[Collection entries]
## BEGIN

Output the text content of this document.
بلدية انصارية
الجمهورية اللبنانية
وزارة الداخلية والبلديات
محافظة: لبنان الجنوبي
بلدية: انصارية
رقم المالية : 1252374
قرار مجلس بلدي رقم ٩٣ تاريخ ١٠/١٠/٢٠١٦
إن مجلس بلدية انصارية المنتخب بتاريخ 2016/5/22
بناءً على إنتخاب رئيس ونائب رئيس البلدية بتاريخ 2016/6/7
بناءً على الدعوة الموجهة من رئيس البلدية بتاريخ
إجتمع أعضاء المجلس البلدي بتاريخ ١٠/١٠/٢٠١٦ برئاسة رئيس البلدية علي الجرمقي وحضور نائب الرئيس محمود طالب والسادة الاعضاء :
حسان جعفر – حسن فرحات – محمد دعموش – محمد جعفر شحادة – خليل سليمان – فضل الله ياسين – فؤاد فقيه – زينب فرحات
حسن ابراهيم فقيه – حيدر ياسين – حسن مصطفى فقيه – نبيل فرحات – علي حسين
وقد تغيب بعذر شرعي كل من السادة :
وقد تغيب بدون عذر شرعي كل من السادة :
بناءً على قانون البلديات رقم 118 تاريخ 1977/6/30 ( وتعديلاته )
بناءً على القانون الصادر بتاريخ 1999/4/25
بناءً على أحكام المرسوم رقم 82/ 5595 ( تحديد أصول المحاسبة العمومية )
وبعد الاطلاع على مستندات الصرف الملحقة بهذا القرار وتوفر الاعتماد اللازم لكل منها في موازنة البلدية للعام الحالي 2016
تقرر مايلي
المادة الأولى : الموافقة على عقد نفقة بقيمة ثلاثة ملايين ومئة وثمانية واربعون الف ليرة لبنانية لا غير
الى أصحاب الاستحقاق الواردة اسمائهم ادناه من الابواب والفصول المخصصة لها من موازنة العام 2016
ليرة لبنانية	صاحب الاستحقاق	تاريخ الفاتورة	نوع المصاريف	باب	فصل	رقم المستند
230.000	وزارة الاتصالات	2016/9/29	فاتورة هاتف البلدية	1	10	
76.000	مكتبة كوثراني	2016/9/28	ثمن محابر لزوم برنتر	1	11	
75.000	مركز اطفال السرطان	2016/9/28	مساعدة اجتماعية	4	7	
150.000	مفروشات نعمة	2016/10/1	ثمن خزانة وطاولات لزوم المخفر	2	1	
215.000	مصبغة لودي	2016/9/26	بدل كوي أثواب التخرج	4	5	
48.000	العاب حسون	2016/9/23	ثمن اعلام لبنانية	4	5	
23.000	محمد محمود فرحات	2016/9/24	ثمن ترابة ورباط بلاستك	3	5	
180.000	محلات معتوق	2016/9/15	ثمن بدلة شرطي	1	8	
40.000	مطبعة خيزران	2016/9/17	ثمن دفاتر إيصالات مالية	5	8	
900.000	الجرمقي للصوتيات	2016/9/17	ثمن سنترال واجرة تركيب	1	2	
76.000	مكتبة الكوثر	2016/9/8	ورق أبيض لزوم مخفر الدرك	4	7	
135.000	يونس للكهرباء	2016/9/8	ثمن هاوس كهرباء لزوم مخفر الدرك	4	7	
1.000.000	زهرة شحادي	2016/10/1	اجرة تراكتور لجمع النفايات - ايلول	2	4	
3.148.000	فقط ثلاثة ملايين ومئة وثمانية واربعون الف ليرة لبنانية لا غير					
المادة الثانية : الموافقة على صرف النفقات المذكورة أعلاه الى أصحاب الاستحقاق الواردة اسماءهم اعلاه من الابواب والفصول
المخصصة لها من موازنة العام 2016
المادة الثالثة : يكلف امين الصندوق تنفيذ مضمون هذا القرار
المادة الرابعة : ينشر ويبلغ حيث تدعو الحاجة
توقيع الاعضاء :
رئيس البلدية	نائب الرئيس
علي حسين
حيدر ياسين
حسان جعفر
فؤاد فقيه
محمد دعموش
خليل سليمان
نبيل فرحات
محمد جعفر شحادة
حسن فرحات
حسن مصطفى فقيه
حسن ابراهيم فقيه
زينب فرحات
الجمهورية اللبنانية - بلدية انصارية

## END
## BEGIN

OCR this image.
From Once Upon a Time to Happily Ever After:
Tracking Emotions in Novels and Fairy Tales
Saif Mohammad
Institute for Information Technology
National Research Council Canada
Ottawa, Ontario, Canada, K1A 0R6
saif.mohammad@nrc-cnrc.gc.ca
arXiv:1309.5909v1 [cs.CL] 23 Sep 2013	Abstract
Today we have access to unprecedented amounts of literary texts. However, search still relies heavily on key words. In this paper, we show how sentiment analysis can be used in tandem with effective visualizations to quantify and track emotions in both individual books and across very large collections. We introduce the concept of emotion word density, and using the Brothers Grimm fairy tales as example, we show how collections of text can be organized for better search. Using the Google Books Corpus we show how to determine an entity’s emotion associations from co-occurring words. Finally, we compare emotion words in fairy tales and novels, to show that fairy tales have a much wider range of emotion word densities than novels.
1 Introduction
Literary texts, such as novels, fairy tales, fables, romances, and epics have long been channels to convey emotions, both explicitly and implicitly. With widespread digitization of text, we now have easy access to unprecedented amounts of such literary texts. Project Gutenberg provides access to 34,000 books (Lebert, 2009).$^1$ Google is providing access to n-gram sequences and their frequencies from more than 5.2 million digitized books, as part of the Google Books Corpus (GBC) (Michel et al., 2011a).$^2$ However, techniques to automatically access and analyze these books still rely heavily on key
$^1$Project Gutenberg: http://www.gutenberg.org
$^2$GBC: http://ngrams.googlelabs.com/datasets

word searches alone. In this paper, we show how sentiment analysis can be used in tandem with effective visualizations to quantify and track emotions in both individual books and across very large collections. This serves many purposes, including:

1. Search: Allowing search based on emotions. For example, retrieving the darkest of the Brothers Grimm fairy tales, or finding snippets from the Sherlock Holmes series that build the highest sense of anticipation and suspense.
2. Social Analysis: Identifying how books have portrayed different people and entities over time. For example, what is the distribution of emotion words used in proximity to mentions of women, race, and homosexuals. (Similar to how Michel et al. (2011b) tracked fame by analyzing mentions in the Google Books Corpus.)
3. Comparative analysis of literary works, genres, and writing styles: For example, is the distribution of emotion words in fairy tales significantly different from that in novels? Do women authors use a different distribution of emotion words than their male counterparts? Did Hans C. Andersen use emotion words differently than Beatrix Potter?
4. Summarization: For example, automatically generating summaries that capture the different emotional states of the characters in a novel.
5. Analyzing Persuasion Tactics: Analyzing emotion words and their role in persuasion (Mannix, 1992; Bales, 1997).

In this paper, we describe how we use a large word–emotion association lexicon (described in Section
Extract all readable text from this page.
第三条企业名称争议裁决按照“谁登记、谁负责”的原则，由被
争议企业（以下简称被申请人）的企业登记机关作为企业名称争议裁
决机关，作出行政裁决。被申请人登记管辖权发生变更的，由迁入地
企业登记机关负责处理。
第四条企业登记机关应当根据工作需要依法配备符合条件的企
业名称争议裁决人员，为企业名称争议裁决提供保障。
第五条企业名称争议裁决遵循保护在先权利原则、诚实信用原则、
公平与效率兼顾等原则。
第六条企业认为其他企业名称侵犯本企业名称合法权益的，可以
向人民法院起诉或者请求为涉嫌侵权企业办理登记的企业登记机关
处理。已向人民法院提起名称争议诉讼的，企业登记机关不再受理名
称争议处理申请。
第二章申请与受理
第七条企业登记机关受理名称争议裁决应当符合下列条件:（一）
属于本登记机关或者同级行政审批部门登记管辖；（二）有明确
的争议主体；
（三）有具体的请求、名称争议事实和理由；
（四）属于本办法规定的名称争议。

## END

• **TASK INSTRUCTIONS**
Say how many lines above contain the string "الجمهورية". Answer with the number only.

• **SOLUTION FOR THIS EXERCISE**
2